TASK DETAILS
Take every line from the listing below that contains "Output".

DATA LISTING

+===+

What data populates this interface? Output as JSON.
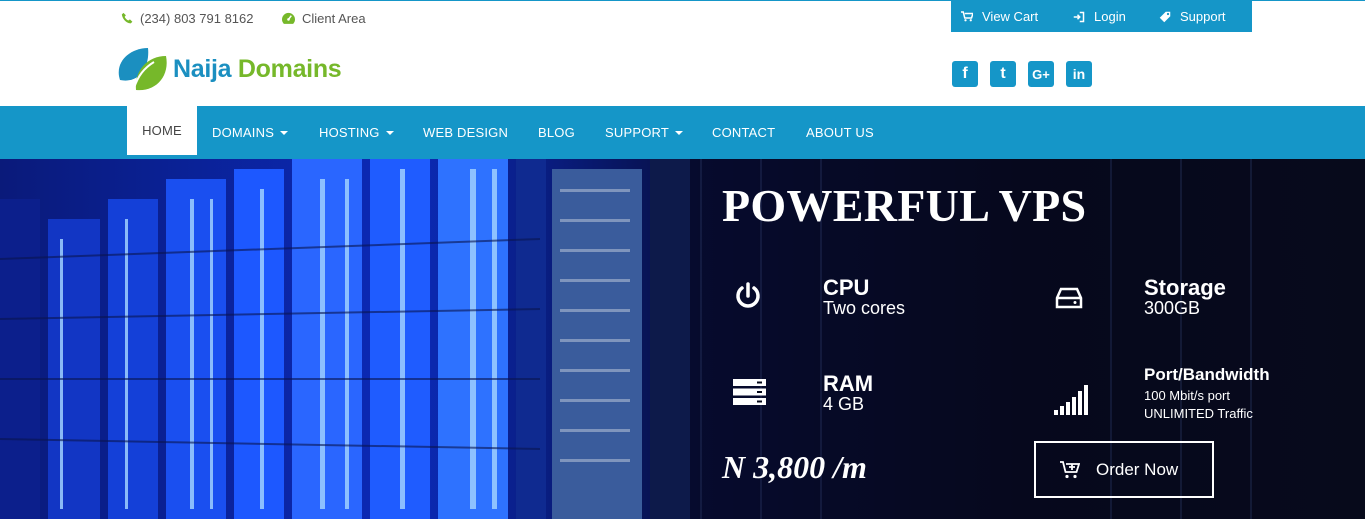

+===+

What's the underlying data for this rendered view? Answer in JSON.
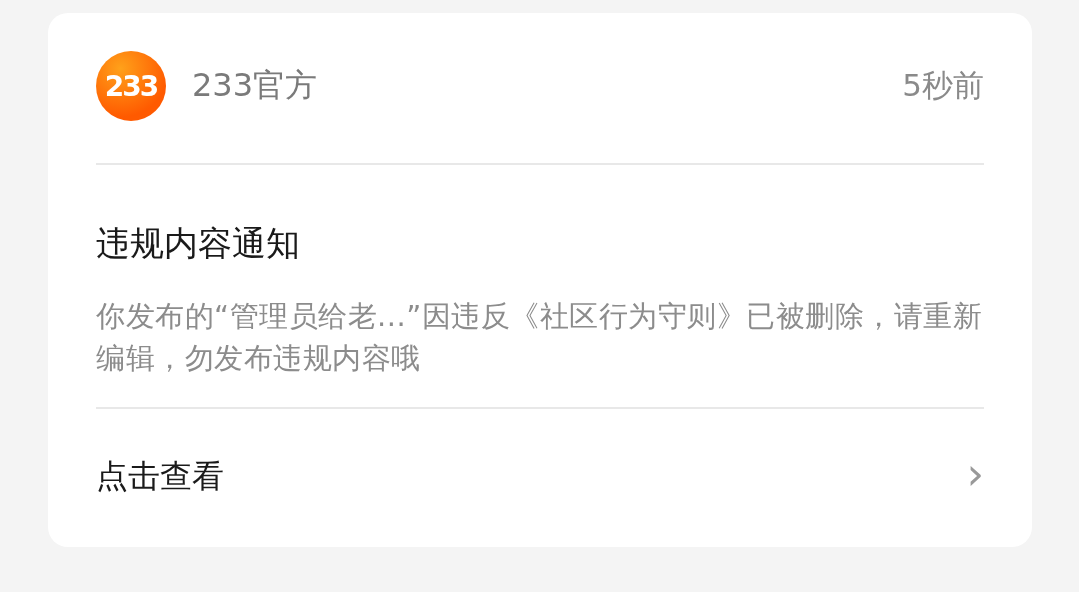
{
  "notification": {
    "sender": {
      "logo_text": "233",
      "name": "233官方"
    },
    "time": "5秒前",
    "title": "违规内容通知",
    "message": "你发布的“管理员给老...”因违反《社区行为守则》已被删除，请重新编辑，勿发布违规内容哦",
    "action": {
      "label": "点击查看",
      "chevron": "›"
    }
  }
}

+===+

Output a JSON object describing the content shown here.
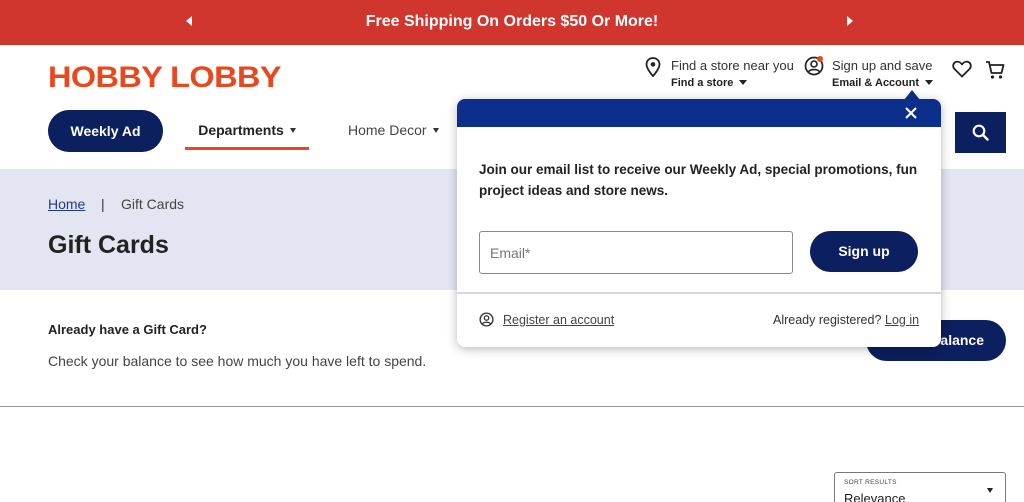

+===+

REPLY TO THE TASK
What data populates this interface? Output as JSON.
Output a JSON object describing the content shown here.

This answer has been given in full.